#### RECORDED DATA ####

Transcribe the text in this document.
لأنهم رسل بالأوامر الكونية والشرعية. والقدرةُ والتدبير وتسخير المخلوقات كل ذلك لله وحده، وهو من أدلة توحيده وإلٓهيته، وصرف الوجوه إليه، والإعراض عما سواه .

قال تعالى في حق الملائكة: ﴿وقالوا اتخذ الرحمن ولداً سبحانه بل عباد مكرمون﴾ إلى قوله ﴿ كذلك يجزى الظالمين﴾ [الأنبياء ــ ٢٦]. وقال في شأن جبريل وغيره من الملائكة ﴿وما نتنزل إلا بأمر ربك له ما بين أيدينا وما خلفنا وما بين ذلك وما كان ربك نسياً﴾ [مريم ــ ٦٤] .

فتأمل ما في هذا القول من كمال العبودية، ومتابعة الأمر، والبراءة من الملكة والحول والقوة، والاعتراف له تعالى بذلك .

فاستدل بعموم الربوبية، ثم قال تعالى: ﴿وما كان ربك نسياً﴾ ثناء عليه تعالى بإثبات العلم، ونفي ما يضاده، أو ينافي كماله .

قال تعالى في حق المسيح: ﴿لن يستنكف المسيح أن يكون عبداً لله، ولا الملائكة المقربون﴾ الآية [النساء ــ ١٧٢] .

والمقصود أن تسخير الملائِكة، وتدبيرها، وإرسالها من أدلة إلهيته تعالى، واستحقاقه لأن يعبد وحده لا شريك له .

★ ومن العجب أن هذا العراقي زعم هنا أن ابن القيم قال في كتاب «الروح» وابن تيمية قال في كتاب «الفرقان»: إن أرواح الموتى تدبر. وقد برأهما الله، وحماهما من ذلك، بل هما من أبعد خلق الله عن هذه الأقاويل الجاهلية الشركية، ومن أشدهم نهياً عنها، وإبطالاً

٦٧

####

WHAT NEEDS TO BE DONE |
Print every entry exactly as it appears.

WORKED ANSWER |
Transcribe the text in this document.
لأنهم رسل بالأوامر الكونية والشرعية. والقدرةُ والتدبير وتسخير المخلوقات كل ذلك لله وحده، وهو من أدلة توحيده وإلٓهيته، وصرف الوجوه إليه، والإعراض عما سواه .

قال تعالى في حق الملائكة: ﴿وقالوا اتخذ الرحمن ولداً سبحانه بل عباد مكرمون﴾ إلى قوله ﴿ كذلك يجزى الظالمين﴾ [الأنبياء ــ ٢٦]. وقال في شأن جبريل وغيره من الملائكة ﴿وما نتنزل إلا بأمر ربك له ما بين أيدينا وما خلفنا وما بين ذلك وما كان ربك نسياً﴾ [مريم ــ ٦٤] .

فتأمل ما في هذا القول من كمال العبودية، ومتابعة الأمر، والبراءة من الملكة والحول والقوة، والاعتراف له تعالى بذلك .

فاستدل بعموم الربوبية، ثم قال تعالى: ﴿وما كان ربك نسياً﴾ ثناء عليه تعالى بإثبات العلم، ونفي ما يضاده، أو ينافي كماله .

قال تعالى في حق المسيح: ﴿لن يستنكف المسيح أن يكون عبداً لله، ولا الملائكة المقربون﴾ الآية [النساء ــ ١٧٢] .

والمقصود أن تسخير الملائِكة، وتدبيرها، وإرسالها من أدلة إلهيته تعالى، واستحقاقه لأن يعبد وحده لا شريك له .

★ ومن العجب أن هذا العراقي زعم هنا أن ابن القيم قال في كتاب «الروح» وابن تيمية قال في كتاب «الفرقان»: إن أرواح الموتى تدبر. وقد برأهما الله، وحماهما من ذلك، بل هما من أبعد خلق الله عن هذه الأقاويل الجاهلية الشركية، ومن أشدهم نهياً عنها، وإبطالاً

٦٧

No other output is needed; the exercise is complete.